■ **THE EXERCISE**
Do any lines in the data below contain "舆情管控工作管理办法"? If so, copy every one of them.

■ **DATA FOR THE TASK**
-------

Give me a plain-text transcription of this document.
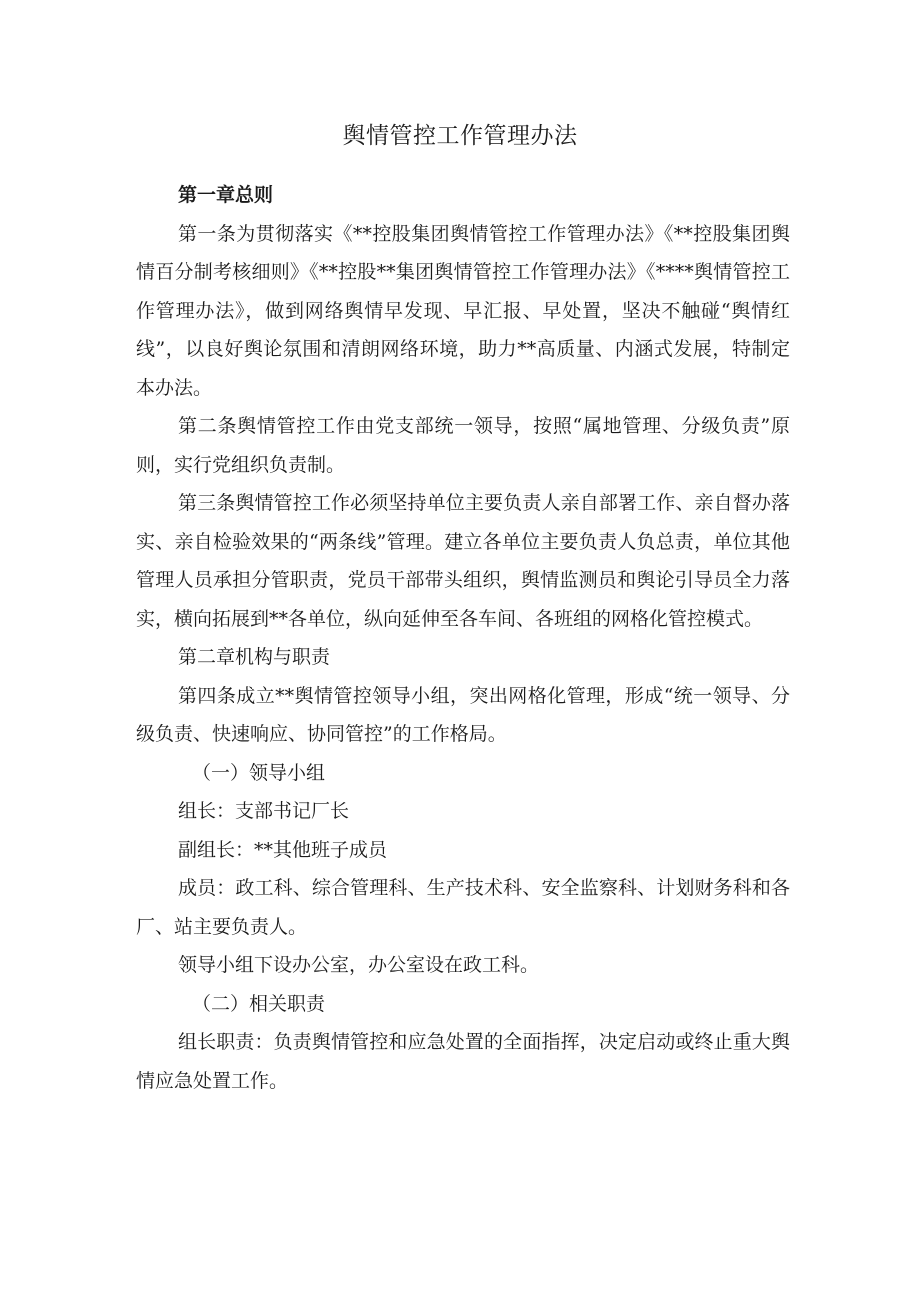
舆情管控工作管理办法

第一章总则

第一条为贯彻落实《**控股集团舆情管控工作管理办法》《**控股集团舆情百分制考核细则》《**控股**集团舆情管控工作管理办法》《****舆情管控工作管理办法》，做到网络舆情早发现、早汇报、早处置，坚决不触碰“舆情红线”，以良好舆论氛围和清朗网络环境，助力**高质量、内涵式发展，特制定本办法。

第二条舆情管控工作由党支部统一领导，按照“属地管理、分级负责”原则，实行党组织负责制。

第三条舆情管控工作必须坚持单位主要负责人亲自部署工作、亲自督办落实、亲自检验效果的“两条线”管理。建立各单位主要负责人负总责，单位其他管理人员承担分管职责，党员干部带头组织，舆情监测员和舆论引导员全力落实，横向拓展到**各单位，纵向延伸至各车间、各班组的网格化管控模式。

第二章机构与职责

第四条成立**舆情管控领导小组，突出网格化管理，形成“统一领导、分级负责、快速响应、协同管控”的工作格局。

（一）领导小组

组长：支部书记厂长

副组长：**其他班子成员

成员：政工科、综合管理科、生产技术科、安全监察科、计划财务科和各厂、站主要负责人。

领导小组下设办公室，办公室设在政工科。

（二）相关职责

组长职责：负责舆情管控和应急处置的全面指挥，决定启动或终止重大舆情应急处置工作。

-------

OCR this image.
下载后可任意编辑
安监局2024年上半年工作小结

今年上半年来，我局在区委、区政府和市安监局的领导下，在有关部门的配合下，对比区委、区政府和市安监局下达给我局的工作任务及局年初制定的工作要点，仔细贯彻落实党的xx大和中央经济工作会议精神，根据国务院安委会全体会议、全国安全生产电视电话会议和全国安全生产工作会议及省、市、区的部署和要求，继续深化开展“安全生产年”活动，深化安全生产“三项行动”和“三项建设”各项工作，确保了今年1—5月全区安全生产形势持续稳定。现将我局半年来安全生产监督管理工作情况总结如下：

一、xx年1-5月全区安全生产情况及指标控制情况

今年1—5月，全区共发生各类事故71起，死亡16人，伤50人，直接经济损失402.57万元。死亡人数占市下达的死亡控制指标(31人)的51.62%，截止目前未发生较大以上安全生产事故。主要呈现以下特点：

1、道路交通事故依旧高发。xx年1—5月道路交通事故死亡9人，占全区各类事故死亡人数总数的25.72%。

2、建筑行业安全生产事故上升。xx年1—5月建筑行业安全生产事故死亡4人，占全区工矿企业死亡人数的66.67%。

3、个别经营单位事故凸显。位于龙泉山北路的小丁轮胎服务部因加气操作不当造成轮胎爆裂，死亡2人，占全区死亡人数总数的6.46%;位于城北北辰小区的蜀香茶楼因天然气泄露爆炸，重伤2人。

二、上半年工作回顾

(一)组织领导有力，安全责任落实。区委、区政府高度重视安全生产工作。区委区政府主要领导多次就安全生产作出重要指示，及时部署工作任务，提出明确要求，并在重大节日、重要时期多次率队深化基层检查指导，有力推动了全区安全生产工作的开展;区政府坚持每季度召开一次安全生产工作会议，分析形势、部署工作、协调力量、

-------

■ **EXERCISE RESPONSE**
舆情管控工作管理办法
第一条为贯彻落实《**控股集团舆情管控工作管理办法》《**控股集团舆情百分制考核细则》《**控股**集团舆情管控工作管理办法》《****舆情管控工作管理办法》，做到网络舆情早发现、早汇报、早处置，坚决不触碰“舆情红线”，以良好舆论氛围和清朗网络环境，助力**高质量、内涵式发展，特制定本办法。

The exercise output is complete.